WHAT YOU SHOULD DO: Below are records. Copy every line with "label" in it.

SUPPLIED INFORMATION:
-*-

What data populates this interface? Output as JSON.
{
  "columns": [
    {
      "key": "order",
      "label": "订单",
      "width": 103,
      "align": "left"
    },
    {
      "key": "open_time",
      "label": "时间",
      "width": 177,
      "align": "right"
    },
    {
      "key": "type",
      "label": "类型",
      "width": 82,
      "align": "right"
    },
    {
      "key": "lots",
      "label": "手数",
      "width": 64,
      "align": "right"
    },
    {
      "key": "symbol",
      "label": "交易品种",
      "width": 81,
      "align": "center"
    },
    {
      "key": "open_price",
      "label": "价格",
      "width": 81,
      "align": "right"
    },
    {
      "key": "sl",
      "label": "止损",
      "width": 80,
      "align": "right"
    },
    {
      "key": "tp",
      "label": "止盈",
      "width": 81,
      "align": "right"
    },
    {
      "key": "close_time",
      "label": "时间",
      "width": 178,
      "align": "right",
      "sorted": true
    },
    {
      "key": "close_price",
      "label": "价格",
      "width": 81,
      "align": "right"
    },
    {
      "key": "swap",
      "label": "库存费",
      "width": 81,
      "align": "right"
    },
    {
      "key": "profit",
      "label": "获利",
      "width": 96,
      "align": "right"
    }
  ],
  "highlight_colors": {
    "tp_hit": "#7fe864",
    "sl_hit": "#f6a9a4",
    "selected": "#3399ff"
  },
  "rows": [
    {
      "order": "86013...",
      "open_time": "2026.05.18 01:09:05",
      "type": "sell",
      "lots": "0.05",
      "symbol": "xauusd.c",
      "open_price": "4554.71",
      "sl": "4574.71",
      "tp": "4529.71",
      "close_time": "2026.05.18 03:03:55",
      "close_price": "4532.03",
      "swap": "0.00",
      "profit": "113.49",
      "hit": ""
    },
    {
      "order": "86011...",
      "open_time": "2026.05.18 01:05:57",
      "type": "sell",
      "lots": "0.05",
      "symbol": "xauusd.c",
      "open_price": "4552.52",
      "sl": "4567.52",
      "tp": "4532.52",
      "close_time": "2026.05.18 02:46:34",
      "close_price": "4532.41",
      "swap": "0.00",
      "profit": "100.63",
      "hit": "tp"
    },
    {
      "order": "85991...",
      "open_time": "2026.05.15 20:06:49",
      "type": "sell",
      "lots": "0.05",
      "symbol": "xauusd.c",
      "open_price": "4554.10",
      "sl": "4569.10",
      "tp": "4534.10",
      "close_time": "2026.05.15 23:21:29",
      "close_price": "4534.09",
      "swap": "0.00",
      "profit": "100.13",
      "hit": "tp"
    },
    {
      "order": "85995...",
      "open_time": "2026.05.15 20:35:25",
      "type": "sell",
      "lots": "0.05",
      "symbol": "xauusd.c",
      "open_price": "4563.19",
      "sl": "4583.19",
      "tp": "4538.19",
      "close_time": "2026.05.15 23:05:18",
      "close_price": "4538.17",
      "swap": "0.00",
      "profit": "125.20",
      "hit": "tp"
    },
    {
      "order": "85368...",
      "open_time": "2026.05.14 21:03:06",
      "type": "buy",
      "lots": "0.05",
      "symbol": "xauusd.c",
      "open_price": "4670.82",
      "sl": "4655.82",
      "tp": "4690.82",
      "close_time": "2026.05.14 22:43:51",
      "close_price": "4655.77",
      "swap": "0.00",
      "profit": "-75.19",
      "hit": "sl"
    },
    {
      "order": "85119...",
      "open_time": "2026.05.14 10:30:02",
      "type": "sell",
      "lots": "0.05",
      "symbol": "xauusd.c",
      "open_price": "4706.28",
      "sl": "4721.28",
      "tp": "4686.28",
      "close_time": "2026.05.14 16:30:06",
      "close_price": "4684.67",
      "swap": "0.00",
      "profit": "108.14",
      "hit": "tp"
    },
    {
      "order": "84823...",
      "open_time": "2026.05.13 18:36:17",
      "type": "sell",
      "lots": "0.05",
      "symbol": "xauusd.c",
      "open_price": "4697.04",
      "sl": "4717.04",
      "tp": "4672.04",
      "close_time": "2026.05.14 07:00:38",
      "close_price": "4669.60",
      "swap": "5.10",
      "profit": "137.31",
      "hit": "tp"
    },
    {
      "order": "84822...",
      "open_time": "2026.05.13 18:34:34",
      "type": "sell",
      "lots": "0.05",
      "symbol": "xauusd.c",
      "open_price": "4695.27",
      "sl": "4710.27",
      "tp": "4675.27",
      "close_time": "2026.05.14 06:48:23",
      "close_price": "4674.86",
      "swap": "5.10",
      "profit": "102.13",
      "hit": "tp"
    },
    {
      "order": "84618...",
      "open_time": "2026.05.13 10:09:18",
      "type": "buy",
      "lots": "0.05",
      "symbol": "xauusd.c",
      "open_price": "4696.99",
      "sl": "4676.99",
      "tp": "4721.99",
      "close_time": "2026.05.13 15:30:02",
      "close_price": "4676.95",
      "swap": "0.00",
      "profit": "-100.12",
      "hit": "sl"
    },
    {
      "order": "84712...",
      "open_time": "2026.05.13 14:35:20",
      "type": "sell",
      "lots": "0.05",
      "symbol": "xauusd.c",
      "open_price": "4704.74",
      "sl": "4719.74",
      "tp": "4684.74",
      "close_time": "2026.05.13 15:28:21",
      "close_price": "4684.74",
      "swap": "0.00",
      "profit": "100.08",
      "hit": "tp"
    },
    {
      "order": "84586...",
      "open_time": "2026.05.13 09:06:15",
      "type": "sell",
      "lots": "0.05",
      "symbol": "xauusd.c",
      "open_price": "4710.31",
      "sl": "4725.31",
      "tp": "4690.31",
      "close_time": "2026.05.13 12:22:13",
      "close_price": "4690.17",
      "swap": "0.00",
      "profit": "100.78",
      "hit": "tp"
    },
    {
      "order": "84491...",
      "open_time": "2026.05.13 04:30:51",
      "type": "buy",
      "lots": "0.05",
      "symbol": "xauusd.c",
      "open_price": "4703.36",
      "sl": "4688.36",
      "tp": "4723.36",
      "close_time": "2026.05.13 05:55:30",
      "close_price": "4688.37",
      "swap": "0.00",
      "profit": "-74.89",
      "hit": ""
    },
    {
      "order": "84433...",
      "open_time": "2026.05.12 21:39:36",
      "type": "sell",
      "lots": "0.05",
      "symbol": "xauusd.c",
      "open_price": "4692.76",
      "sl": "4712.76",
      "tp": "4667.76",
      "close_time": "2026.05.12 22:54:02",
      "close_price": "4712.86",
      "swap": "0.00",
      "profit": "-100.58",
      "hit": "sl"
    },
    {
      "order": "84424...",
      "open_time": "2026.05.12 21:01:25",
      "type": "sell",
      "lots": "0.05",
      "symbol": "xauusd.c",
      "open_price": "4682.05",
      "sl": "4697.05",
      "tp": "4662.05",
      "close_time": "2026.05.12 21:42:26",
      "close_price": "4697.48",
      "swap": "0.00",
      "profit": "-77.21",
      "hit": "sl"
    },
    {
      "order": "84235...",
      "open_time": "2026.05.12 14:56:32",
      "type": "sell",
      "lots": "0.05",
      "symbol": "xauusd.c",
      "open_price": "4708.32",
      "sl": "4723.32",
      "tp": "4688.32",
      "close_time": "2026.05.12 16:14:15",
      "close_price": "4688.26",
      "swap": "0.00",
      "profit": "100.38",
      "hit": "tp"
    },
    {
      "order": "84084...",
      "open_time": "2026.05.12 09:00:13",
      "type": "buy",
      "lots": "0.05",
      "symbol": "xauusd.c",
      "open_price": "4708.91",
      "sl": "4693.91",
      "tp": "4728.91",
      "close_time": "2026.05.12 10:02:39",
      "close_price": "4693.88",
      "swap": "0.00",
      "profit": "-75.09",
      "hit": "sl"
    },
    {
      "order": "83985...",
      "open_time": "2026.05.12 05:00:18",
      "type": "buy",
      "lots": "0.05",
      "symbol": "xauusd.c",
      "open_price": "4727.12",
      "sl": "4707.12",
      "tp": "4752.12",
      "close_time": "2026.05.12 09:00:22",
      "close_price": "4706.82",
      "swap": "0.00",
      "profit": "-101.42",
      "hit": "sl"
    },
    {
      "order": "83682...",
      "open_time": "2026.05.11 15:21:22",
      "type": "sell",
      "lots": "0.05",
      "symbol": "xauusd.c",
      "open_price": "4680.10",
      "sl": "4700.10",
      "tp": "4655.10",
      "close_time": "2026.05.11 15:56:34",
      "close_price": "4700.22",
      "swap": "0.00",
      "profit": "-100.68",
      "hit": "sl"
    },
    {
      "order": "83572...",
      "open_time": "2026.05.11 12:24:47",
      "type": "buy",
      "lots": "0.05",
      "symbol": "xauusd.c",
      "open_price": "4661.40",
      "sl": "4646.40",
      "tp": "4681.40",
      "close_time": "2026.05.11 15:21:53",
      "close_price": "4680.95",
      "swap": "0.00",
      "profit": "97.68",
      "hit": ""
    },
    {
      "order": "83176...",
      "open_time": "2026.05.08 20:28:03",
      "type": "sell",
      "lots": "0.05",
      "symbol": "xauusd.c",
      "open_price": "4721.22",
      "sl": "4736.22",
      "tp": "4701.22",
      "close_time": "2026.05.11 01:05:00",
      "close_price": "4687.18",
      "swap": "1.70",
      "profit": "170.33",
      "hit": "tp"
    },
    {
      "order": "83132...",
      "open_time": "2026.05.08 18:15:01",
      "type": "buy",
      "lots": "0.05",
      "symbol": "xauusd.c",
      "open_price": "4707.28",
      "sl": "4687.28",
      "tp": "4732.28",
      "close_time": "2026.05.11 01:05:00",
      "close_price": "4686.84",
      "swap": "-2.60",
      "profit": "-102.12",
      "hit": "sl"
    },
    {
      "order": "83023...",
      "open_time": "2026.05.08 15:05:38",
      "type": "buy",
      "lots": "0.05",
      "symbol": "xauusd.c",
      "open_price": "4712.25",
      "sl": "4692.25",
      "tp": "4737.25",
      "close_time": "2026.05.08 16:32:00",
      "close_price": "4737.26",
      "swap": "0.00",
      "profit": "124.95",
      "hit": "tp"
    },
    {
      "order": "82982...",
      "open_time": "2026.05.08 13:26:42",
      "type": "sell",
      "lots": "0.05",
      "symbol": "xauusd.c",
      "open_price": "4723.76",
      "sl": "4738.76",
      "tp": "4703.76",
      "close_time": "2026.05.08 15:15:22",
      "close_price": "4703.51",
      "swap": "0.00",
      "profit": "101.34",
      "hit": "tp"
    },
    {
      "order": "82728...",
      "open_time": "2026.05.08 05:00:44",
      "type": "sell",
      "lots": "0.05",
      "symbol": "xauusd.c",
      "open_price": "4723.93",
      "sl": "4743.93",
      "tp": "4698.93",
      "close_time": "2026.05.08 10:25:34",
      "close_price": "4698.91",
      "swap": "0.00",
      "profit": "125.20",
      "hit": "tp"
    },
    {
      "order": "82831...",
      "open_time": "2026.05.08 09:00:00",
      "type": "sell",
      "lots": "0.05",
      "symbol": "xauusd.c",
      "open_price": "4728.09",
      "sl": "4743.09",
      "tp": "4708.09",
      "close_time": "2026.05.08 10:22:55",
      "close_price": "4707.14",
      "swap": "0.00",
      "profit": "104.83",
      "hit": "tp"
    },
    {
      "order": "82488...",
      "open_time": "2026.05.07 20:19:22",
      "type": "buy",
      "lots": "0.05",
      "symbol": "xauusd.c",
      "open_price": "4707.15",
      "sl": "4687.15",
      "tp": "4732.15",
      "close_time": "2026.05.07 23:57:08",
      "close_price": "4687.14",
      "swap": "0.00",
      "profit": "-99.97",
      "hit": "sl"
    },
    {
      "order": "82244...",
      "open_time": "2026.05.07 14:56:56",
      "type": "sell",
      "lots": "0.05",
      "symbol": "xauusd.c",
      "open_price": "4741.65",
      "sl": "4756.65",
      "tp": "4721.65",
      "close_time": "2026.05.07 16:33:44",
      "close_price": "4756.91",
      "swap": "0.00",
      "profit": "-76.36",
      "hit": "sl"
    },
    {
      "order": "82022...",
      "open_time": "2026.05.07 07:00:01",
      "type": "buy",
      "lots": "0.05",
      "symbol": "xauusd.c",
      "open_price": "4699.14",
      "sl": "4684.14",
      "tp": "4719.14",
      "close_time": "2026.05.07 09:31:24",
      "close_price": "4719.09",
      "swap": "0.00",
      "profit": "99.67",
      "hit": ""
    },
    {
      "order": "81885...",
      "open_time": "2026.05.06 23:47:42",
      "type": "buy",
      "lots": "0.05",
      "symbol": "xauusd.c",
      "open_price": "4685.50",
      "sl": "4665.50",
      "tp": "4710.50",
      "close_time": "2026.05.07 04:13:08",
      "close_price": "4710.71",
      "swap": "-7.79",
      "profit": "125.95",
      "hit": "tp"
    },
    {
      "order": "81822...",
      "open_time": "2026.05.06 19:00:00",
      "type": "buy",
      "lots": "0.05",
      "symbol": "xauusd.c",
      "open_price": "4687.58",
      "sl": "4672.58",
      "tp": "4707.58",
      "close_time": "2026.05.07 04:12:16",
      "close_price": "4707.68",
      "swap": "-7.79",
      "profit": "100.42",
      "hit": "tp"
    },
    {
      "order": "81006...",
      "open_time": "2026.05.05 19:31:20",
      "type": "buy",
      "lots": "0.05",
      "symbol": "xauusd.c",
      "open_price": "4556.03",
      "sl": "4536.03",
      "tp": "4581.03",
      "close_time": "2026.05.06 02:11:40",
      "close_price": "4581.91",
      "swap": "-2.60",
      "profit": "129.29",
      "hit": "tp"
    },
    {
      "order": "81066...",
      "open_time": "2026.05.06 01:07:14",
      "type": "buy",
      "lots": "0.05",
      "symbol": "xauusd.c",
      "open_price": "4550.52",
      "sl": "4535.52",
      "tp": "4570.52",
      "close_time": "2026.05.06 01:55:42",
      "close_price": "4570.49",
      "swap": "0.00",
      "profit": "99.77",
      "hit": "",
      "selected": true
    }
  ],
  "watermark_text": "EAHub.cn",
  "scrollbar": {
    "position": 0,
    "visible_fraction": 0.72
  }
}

-*-

EXERCISE RESPONSE:
      "label": "订单",
      "label": "时间",
      "label": "类型",
      "label": "手数",
      "label": "交易品种",
      "label": "价格",
      "label": "止损",
      "label": "止盈",
      "label": "时间",
      "label": "价格",
      "label": "库存费",
      "label": "获利",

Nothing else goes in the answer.